* **REQUIRED WORK**: Single out the lines of the material that contain "this" and copy them.

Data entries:
** Start **
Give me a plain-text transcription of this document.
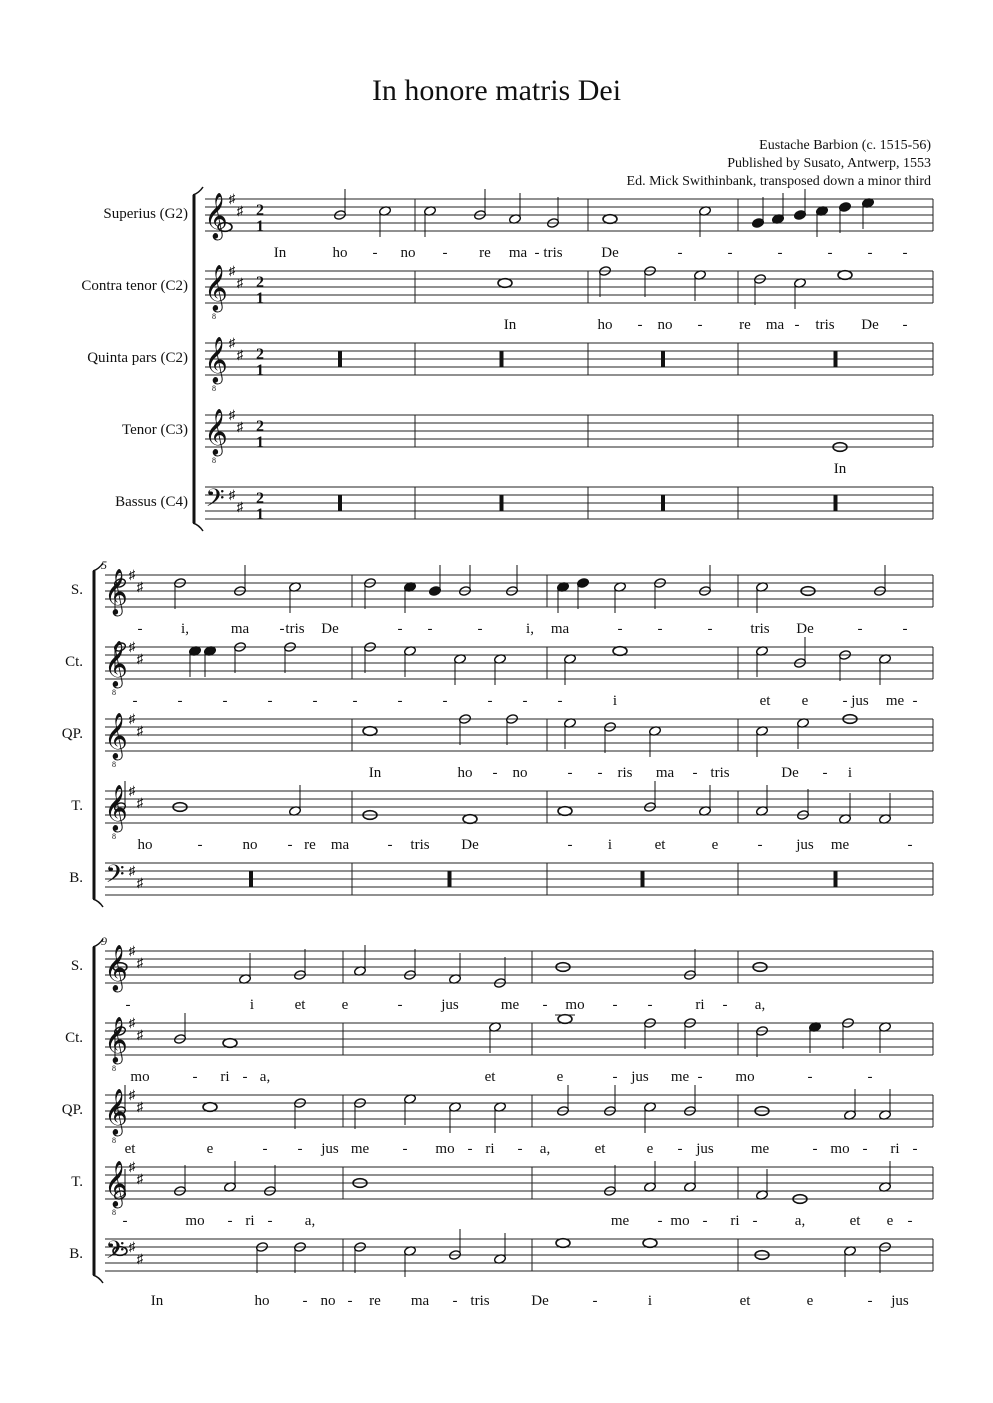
In honore matris Dei
Eustache Barbion (c. 1515-56)
Published by Susato, Antwerp, 1553
Ed. Mick Swithinbank, transposed down a minor third
Superius (G2) 𝄞 ♯
♯ 2
1
In	ho - no - re ma - tris	De	-	-	-	- - -
Contra tenor (C2) 𝄞
8
♯
♯ 2
1
In	ho - no - re ma - tris De -
Quinta pars (C2) 𝄞
8
♯
♯ 2
1
Tenor (C3) 𝄞
8
♯
♯ 2
1
In
Bassus (C4) 𝄢 ♯
♯ 2
1
5
S. 𝄞 ♯
♯
-	i,	ma - tris De	- -	-	i, ma	- -	-	tris De	-	-
Ct. 𝄞
8
♯
♯
-	-	-	-	- -	-	-	- - -	i	et e - jus me -
QP. 𝄞
8
♯
♯
In	ho - no	- - ris ma - tris	De - i
T. 𝄞
8
♯
♯
ho	-	no - re ma	- tris De	- i	et	e	- jus me	-
B. 𝄢 ♯
♯
9
S. 𝄞 ♯
♯
-	i	et e	-	jus	me - mo - -	ri - a,
Ct. 𝄞
8
♯
♯
mo	- ri - a,	et	e	- jus me - mo	-	-
QP. 𝄞
8
♯
♯
et	e	- - jus me - mo - ri - a,	et	e - jus me	- mo - ri -
T. 𝄞
8
♯
♯
-	mo - ri - a,	me - mo - ri - a,	et e -
B. 𝄢 ♯
♯
In	ho - no - re ma - tris	De	-	i	et	e	- jus
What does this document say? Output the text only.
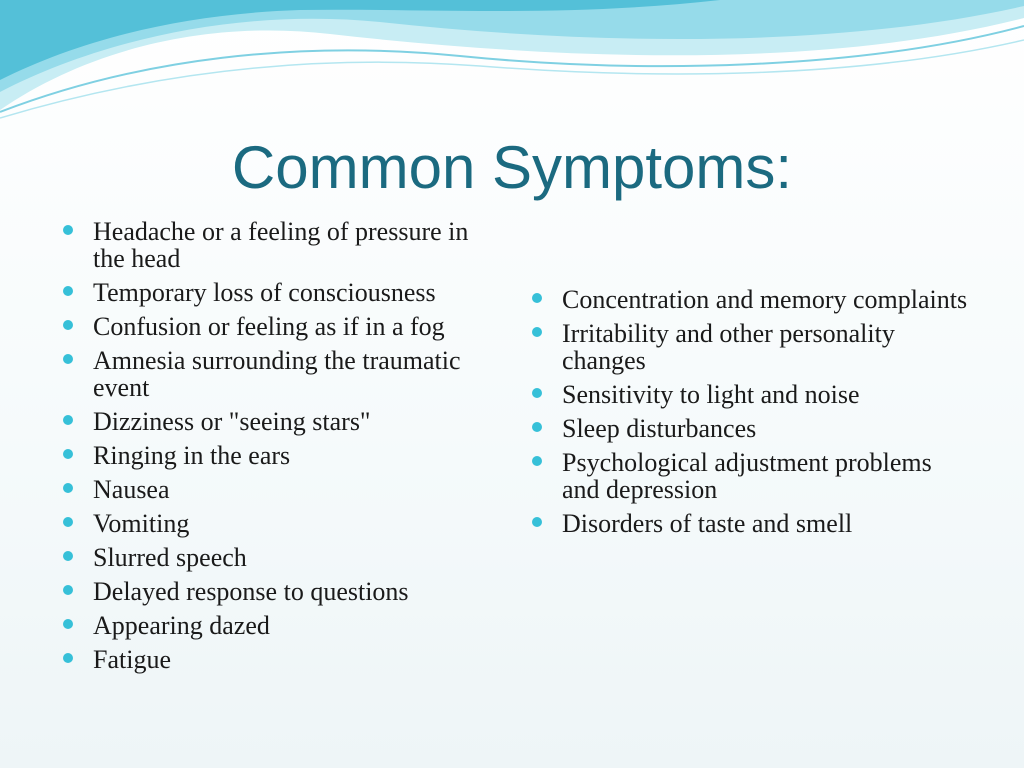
Common Symptoms:
Headache or a feeling of pressure in the head
Temporary loss of consciousness
Confusion or feeling as if in a fog
Amnesia surrounding the traumatic event
Dizziness or "seeing stars"
Ringing in the ears
Nausea
Vomiting
Slurred speech
Delayed response to questions
Appearing dazed
Fatigue
Concentration and memory complaints
Irritability and other personality changes
Sensitivity to light and noise
Sleep disturbances
Psychological adjustment problems and depression
Disorders of taste and smell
** End **
* **EXERCISE ANSWER**:
Give me a plain-text transcription of this document.
What does this document say? Output the text only.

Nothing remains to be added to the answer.